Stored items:
◇ ◇ ◇ ◇ ◇
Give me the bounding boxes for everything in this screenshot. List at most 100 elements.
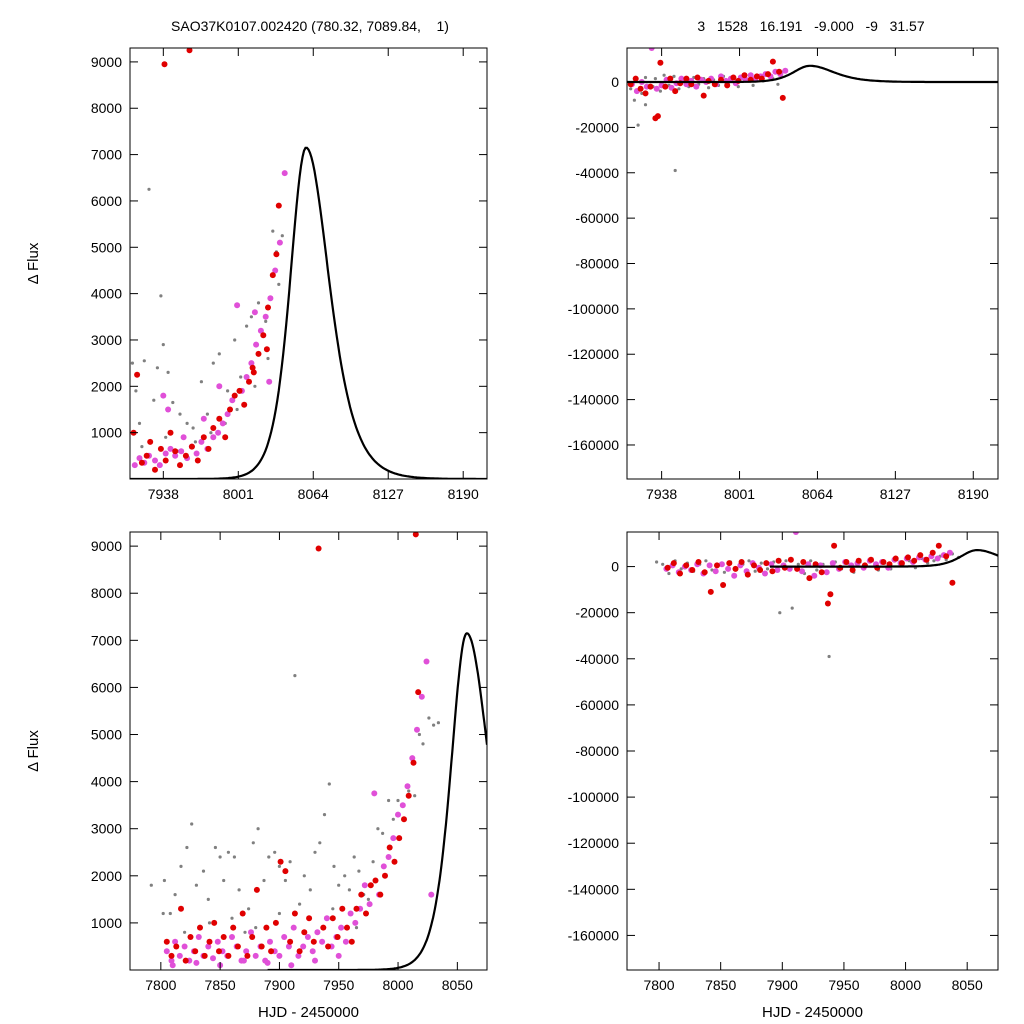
- x-tick-label: 8064: [298, 486, 329, 502]
- x-axis-label: HJD - 2450000: [762, 1004, 863, 1021]
- data-point-red: [382, 872, 388, 879]
- data-point-gray: [178, 412, 182, 416]
- data-point-gray: [753, 569, 757, 573]
- data-point-gray: [302, 874, 306, 878]
- y-tick-label: 4000: [91, 286, 122, 302]
- data-point-gray: [357, 869, 361, 873]
- data-point-gray: [233, 338, 237, 342]
- y-tick-label: -140000: [568, 392, 620, 408]
- data-point-red: [192, 948, 199, 955]
- data-point-magenta: [252, 952, 259, 959]
- y-tick-label: 6000: [91, 193, 122, 209]
- data-point-red: [291, 910, 298, 917]
- data-point-red: [372, 877, 379, 884]
- data-point-magenta: [193, 959, 200, 966]
- data-point-red: [216, 948, 222, 955]
- data-point-red: [683, 75, 690, 82]
- data-point-gray: [722, 570, 727, 574]
- data-point-gray: [230, 916, 234, 920]
- data-point-gray: [237, 888, 241, 892]
- data-point-red: [396, 835, 403, 842]
- data-point-gray: [308, 888, 312, 892]
- data-point-red: [769, 58, 776, 65]
- data-point-red: [187, 934, 194, 940]
- data-point-magenta: [706, 562, 713, 569]
- data-point-red: [386, 844, 393, 851]
- data-point-gray: [245, 324, 249, 328]
- data-point-red: [161, 61, 168, 68]
- data-point-magenta: [409, 755, 416, 762]
- data-point-gray: [206, 897, 210, 902]
- data-point-red: [657, 59, 664, 66]
- data-point-red: [868, 556, 874, 563]
- data-points: [627, 48, 789, 173]
- data-point-magenta: [176, 952, 183, 959]
- data-point-magenta: [178, 448, 185, 455]
- data-point-gray: [790, 606, 794, 610]
- data-point-magenta: [240, 957, 247, 964]
- data-point-magenta: [168, 957, 175, 964]
- data-point-gray: [736, 85, 740, 89]
- data-point-red: [707, 588, 714, 595]
- data-point-magenta: [224, 411, 231, 418]
- data-point-gray: [381, 831, 385, 836]
- data-point-red: [892, 555, 899, 562]
- data-point-magenta: [648, 48, 655, 51]
- data-point-magenta: [361, 882, 368, 889]
- y-tick-label: 8000: [91, 585, 122, 601]
- data-point-gray: [256, 301, 261, 305]
- data-point-magenta: [782, 67, 789, 74]
- y-tick-label: 8000: [91, 100, 122, 116]
- data-point-magenta: [731, 572, 738, 579]
- data-point-magenta: [366, 901, 373, 908]
- data-point-red: [763, 560, 770, 567]
- data-point-gray: [251, 841, 255, 845]
- data-point-magenta: [304, 934, 311, 940]
- data-point-magenta: [285, 943, 292, 950]
- data-point-magenta: [314, 929, 321, 936]
- data-point-red: [188, 443, 195, 450]
- data-point-red: [695, 559, 702, 565]
- data-point-red: [412, 532, 419, 538]
- data-point-red: [779, 94, 786, 101]
- data-point-gray: [193, 440, 197, 444]
- x-tick-label: 7938: [148, 486, 179, 502]
- data-point-gray: [417, 732, 421, 737]
- data-point-magenta: [243, 948, 250, 955]
- data-point-red: [689, 567, 696, 573]
- data-point-red: [367, 882, 374, 889]
- data-point-red: [231, 392, 238, 399]
- data-point-gray: [137, 421, 142, 425]
- data-point-red: [730, 74, 737, 81]
- y-tick-label: -160000: [568, 437, 620, 453]
- y-tick-label: -100000: [568, 301, 620, 317]
- data-point-red: [410, 759, 417, 766]
- y-tick-label: 5000: [91, 727, 122, 743]
- data-point-gray: [277, 911, 281, 916]
- data-point-red: [249, 934, 256, 940]
- data-point-magenta: [312, 957, 318, 964]
- y-tick-label: -120000: [568, 835, 620, 851]
- data-point-red: [700, 92, 707, 99]
- data-point-red: [662, 83, 669, 90]
- data-point-red: [265, 304, 271, 311]
- data-point-gray: [209, 431, 213, 435]
- data-point-magenta: [136, 455, 143, 462]
- data-point-gray: [273, 850, 277, 854]
- data-point-magenta: [172, 452, 179, 459]
- data-point-magenta: [152, 457, 158, 464]
- y-axis-label: Δ Flux: [25, 242, 42, 284]
- data-point-magenta: [253, 341, 260, 348]
- data-point-gray: [747, 559, 751, 563]
- data-point-magenta: [216, 383, 223, 390]
- data-point-magenta: [428, 891, 435, 898]
- data-point-gray: [673, 168, 677, 173]
- data-point-magenta: [653, 85, 660, 92]
- data-point-red: [163, 938, 170, 945]
- data-point-gray: [201, 869, 206, 873]
- data-point-red: [178, 905, 184, 912]
- y-tick-label: -60000: [575, 210, 619, 226]
- panel-top-right: 7938 8001 8064 8127 8190 0 -20000 -40000 -60000 -…: [568, 47, 999, 502]
- data-point-red: [775, 557, 782, 564]
- data-point-magenta: [390, 835, 397, 842]
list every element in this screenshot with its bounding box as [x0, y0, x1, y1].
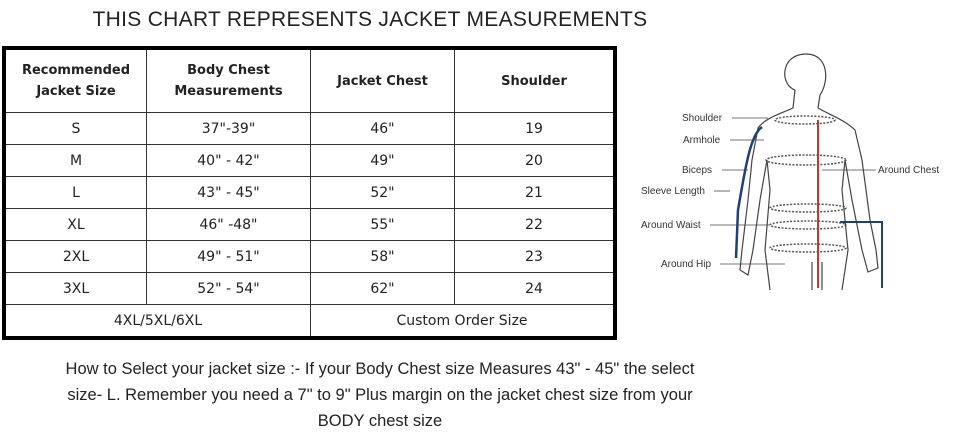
cell-body-chest: 49" - 51": [146, 240, 311, 273]
label-armhole: Armhole: [683, 135, 721, 146]
cell-shoulder: 22: [454, 208, 616, 241]
header-recommended-size: Recommended Jacket Size: [3, 47, 147, 113]
label-pointers: [710, 117, 876, 265]
table-row: 2XL 49" - 51" 58" 23: [3, 240, 616, 273]
cell-jacket-chest: 55": [310, 208, 455, 241]
cell-size: 2XL: [3, 240, 147, 273]
cell-size: M: [3, 144, 147, 177]
cell-body-chest: 46" -48": [146, 208, 311, 241]
header-jacket-chest: Jacket Chest: [310, 47, 455, 113]
label-around-hip: Around Hip: [661, 259, 711, 270]
cell-jacket-chest: 49": [310, 144, 455, 177]
table-row: S 37"-39" 46" 19: [3, 112, 616, 145]
cell-size: L: [3, 176, 147, 209]
header-text: Body Chest: [187, 63, 270, 78]
header-body-chest: Body Chest Measurements: [146, 47, 311, 113]
jacket-length-line: [840, 221, 883, 288]
cell-size: 3XL: [3, 272, 147, 305]
label-around-chest: Around Chest: [878, 165, 939, 176]
table-row: L 43" - 45" 52" 21: [3, 176, 616, 209]
label-biceps: Biceps: [682, 165, 712, 176]
table-row: XL 46" -48" 55" 22: [3, 208, 616, 241]
size-chart-table: Recommended Jacket Size Body Chest Measure…: [2, 46, 617, 340]
table-row: 3XL 52" - 54" 62" 24: [3, 272, 616, 305]
cell-jacket-chest: 58": [310, 240, 455, 273]
body-outline: [739, 53, 879, 291]
table-header-row: Recommended Jacket Size Body Chest Measure…: [3, 47, 616, 113]
cell-shoulder: 19: [454, 112, 616, 145]
label-sleeve-length: Sleeve Length: [641, 186, 705, 197]
header-text: Recommended: [21, 63, 131, 78]
cell-shoulder: 21: [454, 176, 616, 209]
note-line: How to Select your jacket size :- If you…: [65, 360, 695, 378]
table-footer-row: 4XL/5XL/6XL Custom Order Size: [3, 304, 616, 339]
cell-shoulder: 24: [454, 272, 616, 305]
cell-size: XL: [3, 208, 147, 241]
measurement-dashes: [765, 115, 847, 253]
footer-sizes: 4XL/5XL/6XL: [3, 304, 311, 339]
cell-body-chest: 37"-39": [146, 112, 311, 145]
cell-jacket-chest: 52": [310, 176, 455, 209]
table-row: M 40" - 42" 49" 20: [3, 144, 616, 177]
cell-body-chest: 40" - 42": [146, 144, 311, 177]
cell-jacket-chest: 62": [310, 272, 455, 305]
body-measurement-diagram: Shoulder Armhole Biceps Sleeve Length Ar…: [641, 53, 939, 291]
cell-size: S: [3, 112, 147, 145]
size-selection-note: How to Select your jacket size :- If you…: [0, 356, 760, 434]
sleeve-length-line: [734, 125, 763, 259]
note-line: BODY chest size: [317, 412, 443, 430]
page-title: THIS CHART REPRESENTS JACKET MEASUREMENT…: [92, 8, 648, 31]
note-line: size- L. Remember you need a 7" to 9" Pl…: [67, 386, 693, 404]
header-shoulder: Shoulder: [454, 47, 616, 113]
header-text: Measurements: [174, 84, 283, 99]
cell-shoulder: 23: [454, 240, 616, 273]
cell-body-chest: 52" - 54": [146, 272, 311, 305]
header-text: Jacket Size: [36, 84, 116, 99]
label-around-waist: Around Waist: [641, 220, 701, 231]
footer-custom-order: Custom Order Size: [310, 304, 616, 339]
cell-shoulder: 20: [454, 144, 616, 177]
label-shoulder: Shoulder: [682, 113, 723, 124]
cell-jacket-chest: 46": [310, 112, 455, 145]
cell-body-chest: 43" - 45": [146, 176, 311, 209]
◇ ◇ ◇ ◇ ◇
Transcribe the lines from the one with "- x-tick-label: 8064: [298, 486, 329, 502]" up to and including the one with "- y-tick-label: 6000: [91, 193, 122, 209]", with no changes.

TASK RESPONSE:
- x-tick-label: 8064: [298, 486, 329, 502]
- x-axis-label: HJD - 2450000: [762, 1004, 863, 1021]
- data-point-red: [382, 872, 388, 879]
- data-point-gray: [178, 412, 182, 416]
- data-point-gray: [753, 569, 757, 573]
- data-point-gray: [302, 874, 306, 878]
- y-tick-label: 4000: [91, 286, 122, 302]
- data-point-gray: [357, 869, 361, 873]
- data-point-gray: [233, 338, 237, 342]
- y-tick-label: -140000: [568, 392, 620, 408]
- data-point-red: [192, 948, 199, 955]
- data-point-magenta: [252, 952, 259, 959]
- y-tick-label: 6000: [91, 193, 122, 209]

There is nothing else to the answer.